GOAL |
Copy out each line in the material below that has the word "Saleras".

BEGIN

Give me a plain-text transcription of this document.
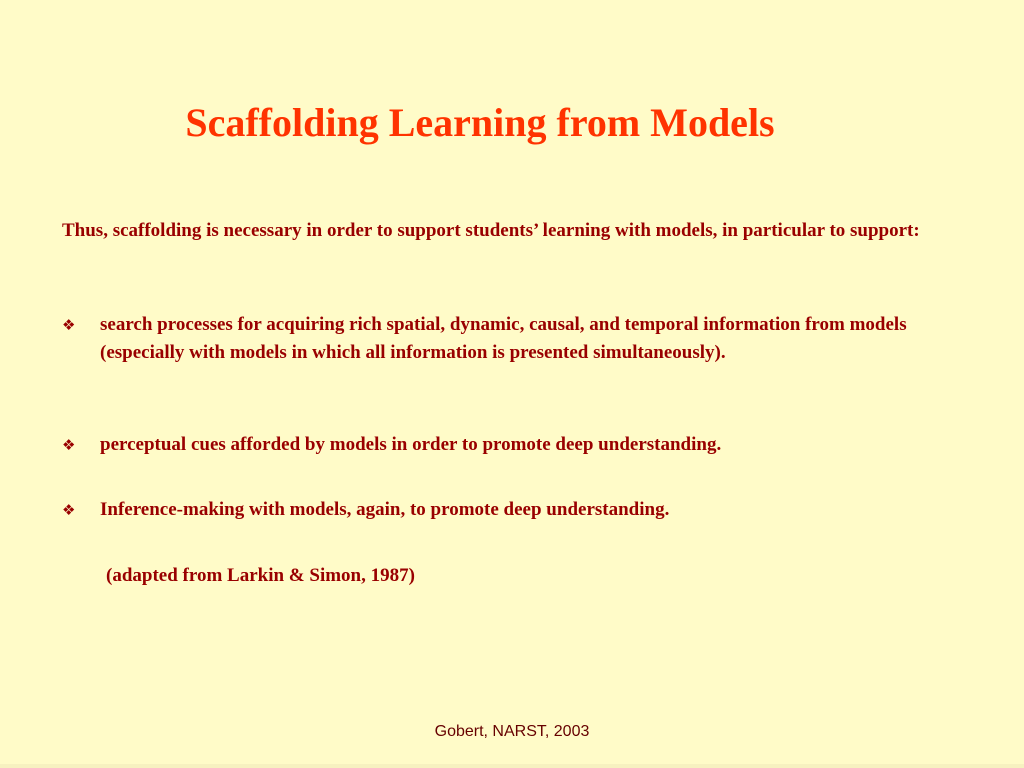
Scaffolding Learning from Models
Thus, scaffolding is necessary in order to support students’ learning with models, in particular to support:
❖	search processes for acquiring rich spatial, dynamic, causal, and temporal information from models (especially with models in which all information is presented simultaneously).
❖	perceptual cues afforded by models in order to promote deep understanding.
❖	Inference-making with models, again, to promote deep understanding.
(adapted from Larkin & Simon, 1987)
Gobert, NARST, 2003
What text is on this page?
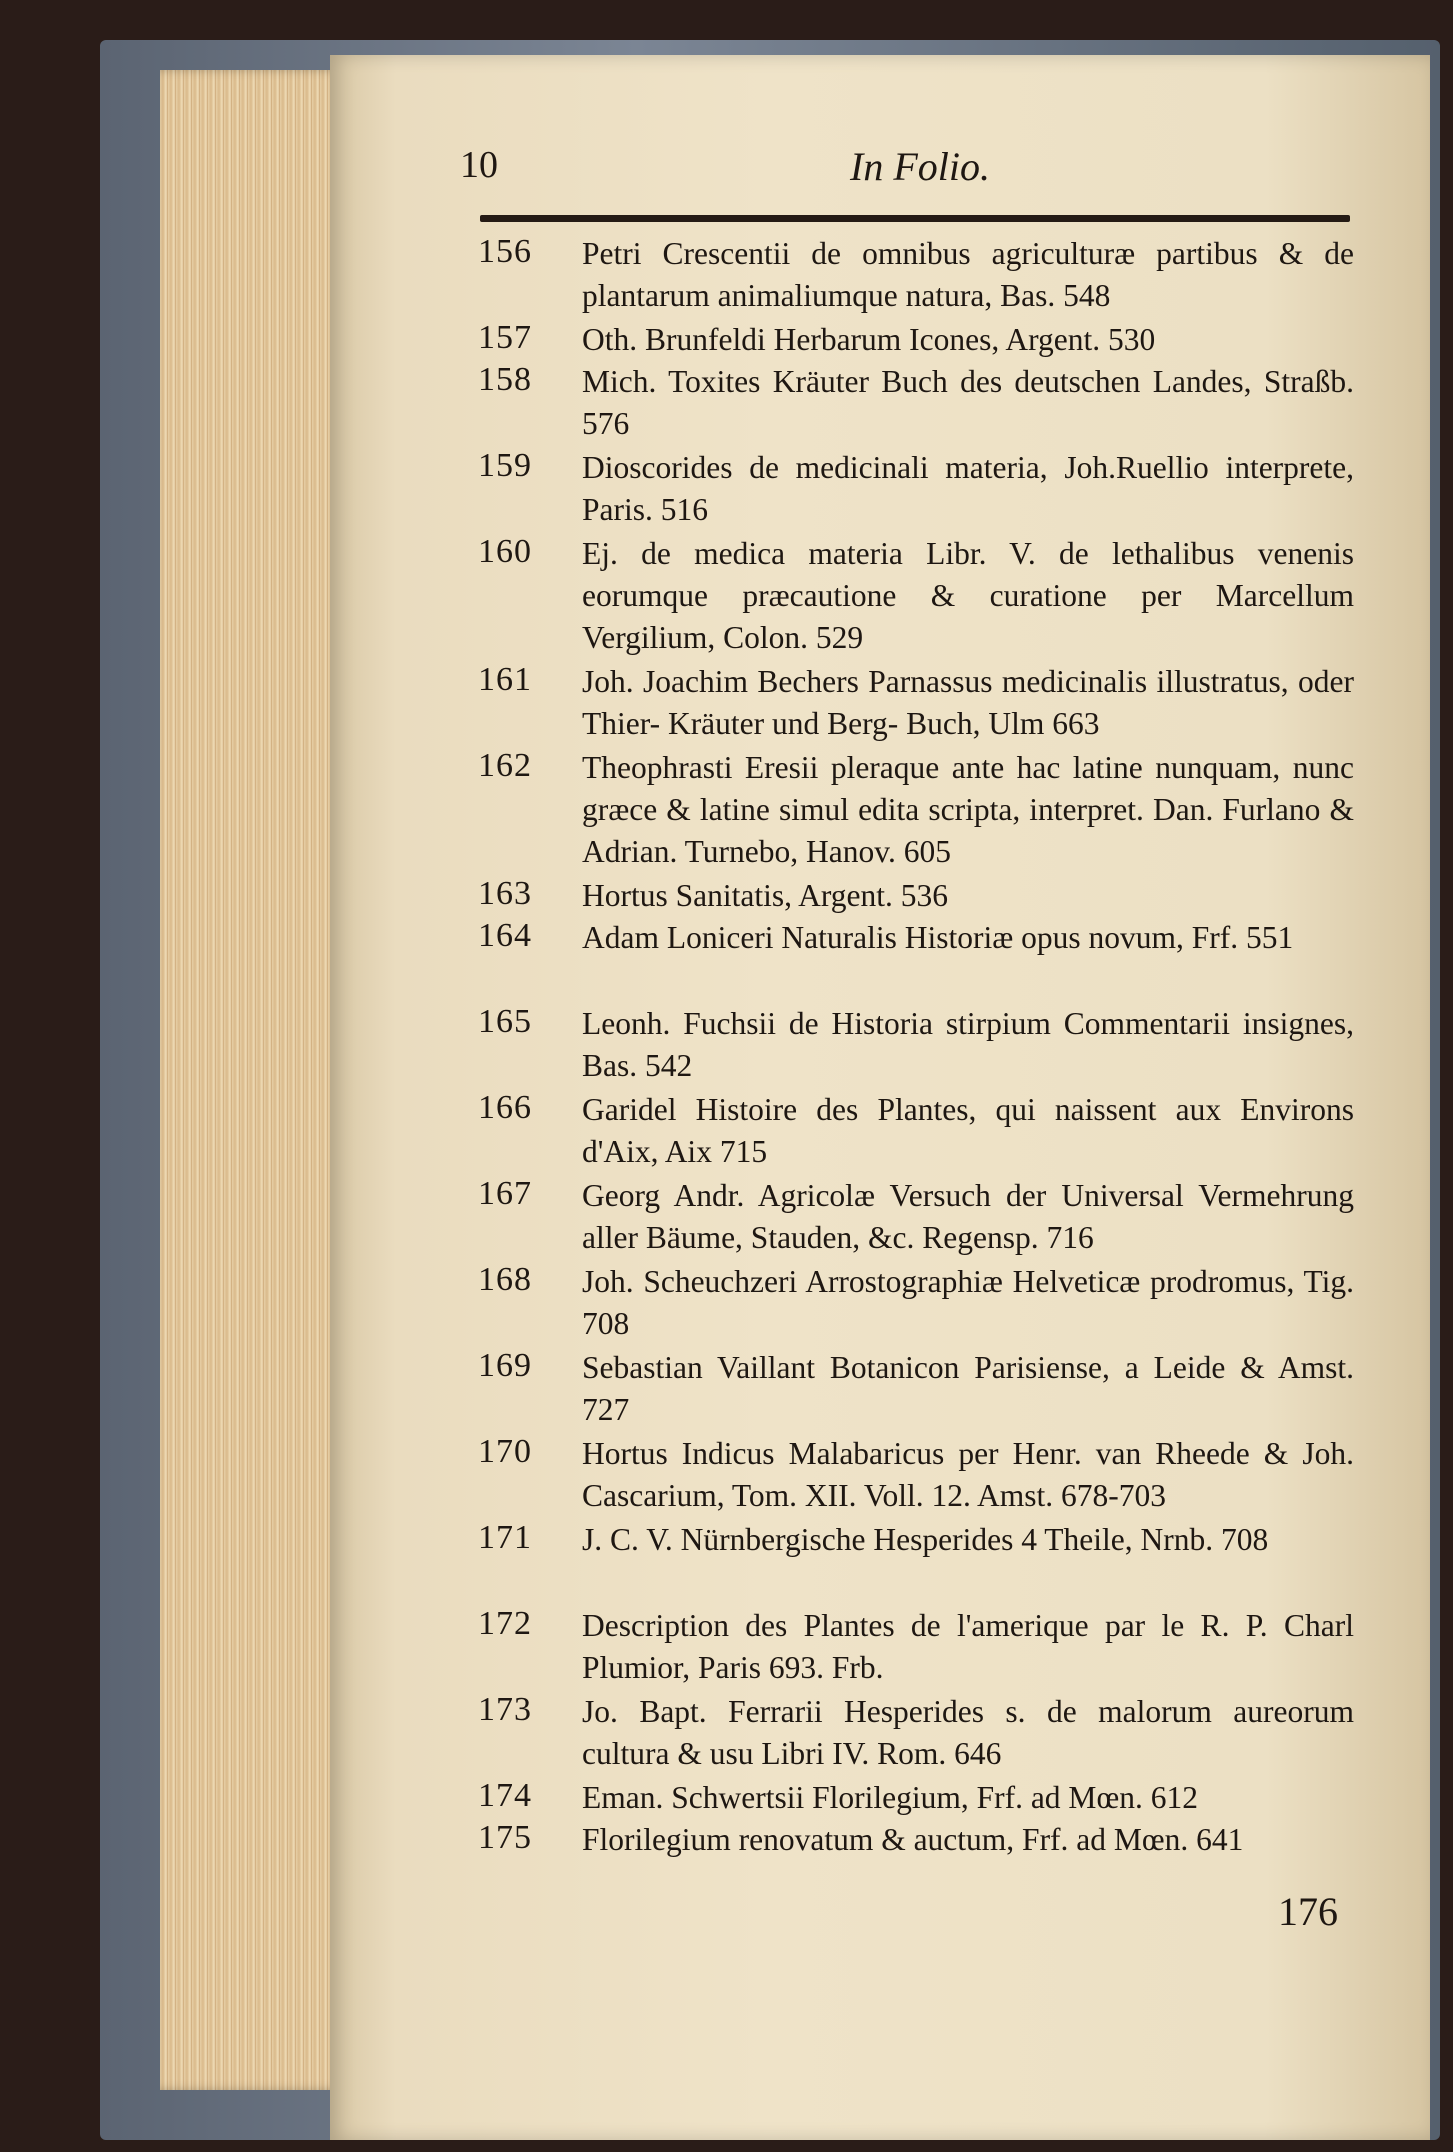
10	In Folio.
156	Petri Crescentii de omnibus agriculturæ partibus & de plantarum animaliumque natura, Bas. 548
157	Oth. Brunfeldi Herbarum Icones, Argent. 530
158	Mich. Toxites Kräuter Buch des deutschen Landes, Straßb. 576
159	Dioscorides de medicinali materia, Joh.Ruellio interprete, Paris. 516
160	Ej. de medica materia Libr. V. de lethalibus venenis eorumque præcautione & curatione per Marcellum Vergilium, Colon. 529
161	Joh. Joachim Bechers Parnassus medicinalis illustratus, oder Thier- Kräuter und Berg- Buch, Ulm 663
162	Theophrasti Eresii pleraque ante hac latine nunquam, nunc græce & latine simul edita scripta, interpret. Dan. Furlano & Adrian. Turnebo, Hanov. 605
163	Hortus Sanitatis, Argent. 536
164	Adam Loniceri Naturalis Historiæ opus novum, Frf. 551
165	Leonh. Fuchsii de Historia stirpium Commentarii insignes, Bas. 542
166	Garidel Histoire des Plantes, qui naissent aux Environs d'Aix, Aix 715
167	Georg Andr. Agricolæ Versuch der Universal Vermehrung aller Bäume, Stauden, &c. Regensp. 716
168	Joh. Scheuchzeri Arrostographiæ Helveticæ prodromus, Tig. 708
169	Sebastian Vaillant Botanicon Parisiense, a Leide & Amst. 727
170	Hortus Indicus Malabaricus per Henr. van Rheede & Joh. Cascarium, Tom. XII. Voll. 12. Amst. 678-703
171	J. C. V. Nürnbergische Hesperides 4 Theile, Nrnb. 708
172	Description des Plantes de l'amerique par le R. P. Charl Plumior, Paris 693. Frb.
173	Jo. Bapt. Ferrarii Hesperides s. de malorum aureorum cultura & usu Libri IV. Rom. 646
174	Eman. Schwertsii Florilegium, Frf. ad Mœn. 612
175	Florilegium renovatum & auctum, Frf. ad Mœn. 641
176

END
BEGIN

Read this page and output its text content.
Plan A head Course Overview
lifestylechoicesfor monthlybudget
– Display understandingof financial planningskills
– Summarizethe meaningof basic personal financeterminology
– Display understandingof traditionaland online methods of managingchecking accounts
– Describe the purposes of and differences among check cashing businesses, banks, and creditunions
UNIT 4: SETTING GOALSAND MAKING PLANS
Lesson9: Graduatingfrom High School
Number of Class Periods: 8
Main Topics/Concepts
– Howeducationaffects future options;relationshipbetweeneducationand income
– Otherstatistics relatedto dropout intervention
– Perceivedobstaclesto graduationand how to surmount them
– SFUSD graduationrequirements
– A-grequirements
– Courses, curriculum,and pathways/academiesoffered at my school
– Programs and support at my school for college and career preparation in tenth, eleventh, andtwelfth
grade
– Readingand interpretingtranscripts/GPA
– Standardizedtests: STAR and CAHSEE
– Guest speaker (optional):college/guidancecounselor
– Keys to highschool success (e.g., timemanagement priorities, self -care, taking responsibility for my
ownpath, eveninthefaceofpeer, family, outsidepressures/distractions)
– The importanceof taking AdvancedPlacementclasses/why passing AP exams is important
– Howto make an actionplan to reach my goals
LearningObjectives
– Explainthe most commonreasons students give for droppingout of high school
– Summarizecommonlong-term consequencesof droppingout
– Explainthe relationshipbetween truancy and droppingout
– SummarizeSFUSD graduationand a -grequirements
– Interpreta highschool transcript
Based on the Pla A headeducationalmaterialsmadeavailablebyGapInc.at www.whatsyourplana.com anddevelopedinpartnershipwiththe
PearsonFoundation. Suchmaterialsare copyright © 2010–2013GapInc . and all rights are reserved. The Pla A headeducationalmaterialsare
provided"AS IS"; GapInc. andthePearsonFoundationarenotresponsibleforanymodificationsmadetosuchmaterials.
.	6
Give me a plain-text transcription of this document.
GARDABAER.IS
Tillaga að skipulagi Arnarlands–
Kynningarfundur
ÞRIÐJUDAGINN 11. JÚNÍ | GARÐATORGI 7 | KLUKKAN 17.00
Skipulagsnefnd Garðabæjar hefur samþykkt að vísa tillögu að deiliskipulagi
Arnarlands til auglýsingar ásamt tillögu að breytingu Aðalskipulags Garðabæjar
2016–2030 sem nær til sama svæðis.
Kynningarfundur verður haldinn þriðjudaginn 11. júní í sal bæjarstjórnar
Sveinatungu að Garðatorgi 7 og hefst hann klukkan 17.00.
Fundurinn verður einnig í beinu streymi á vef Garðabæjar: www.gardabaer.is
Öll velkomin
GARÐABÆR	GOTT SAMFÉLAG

END
BEGIN

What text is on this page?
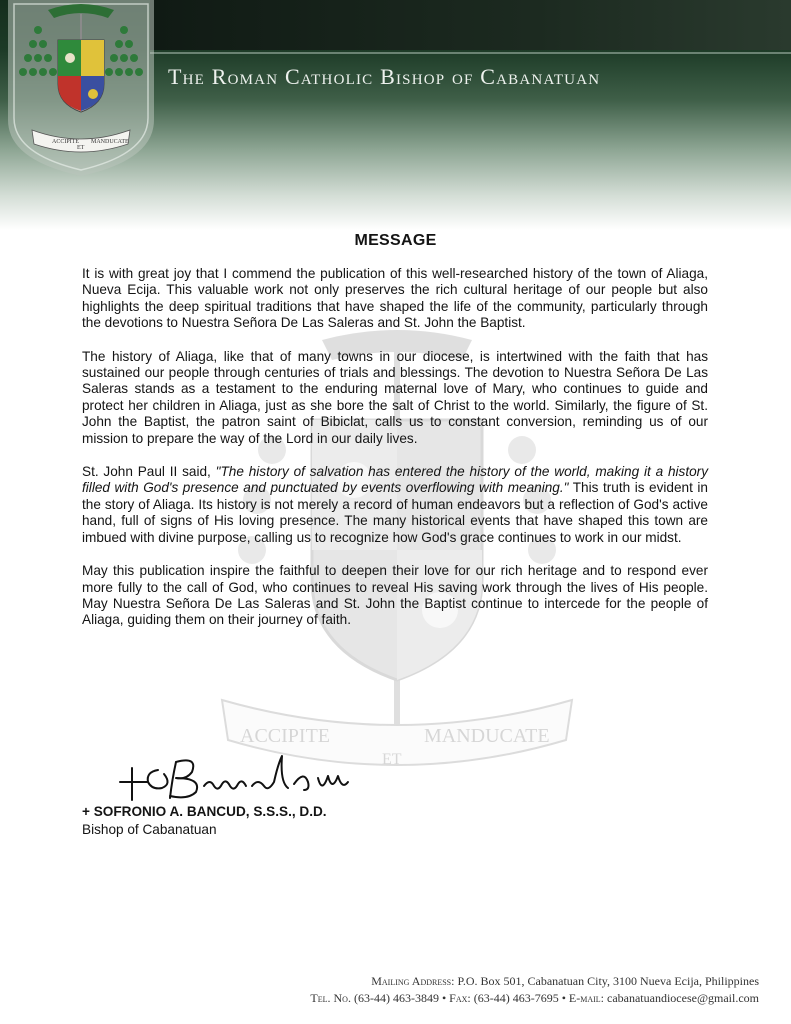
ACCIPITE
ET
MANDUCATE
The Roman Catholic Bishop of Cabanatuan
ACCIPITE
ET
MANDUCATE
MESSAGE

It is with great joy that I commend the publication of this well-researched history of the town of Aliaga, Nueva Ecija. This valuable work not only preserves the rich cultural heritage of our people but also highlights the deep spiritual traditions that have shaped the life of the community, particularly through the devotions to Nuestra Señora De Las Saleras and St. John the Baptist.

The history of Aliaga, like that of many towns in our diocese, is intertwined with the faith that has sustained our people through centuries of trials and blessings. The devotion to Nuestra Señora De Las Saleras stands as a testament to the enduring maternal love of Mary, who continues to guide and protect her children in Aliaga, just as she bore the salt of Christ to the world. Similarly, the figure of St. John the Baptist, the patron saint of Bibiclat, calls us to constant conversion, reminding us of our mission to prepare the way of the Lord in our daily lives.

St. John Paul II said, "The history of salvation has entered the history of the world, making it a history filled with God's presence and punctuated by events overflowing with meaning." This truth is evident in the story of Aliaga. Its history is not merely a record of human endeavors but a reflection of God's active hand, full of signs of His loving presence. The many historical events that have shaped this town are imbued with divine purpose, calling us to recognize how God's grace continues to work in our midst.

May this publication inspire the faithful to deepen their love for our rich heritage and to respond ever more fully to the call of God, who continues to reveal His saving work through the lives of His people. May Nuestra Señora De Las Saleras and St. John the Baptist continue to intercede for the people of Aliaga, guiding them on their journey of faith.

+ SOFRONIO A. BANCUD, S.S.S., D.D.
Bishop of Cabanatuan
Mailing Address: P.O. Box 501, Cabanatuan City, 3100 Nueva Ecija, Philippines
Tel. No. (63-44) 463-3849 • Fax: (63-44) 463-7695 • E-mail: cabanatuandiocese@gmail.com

END

PROBLEM SOLUTION |
It is with great joy that I commend the publication of this well-researched history of the town of Aliaga, Nueva Ecija. This valuable work not only preserves the rich cultural heritage of our people but also highlights the deep spiritual traditions that have shaped the life of the community, particularly through the devotions to Nuestra Señora De Las Saleras and St. John the Baptist.
The history of Aliaga, like that of many towns in our diocese, is intertwined with the faith that has sustained our people through centuries of trials and blessings. The devotion to Nuestra Señora De Las Saleras stands as a testament to the enduring maternal love of Mary, who continues to guide and protect her children in Aliaga, just as she bore the salt of Christ to the world. Similarly, the figure of St. John the Baptist, the patron saint of Bibiclat, calls us to constant conversion, reminding us of our mission to prepare the way of the Lord in our daily lives.
May this publication inspire the faithful to deepen their love for our rich heritage and to respond ever more fully to the call of God, who continues to reveal His saving work through the lives of His people. May Nuestra Señora De Las Saleras and St. John the Baptist continue to intercede for the people of Aliaga, guiding them on their journey of faith.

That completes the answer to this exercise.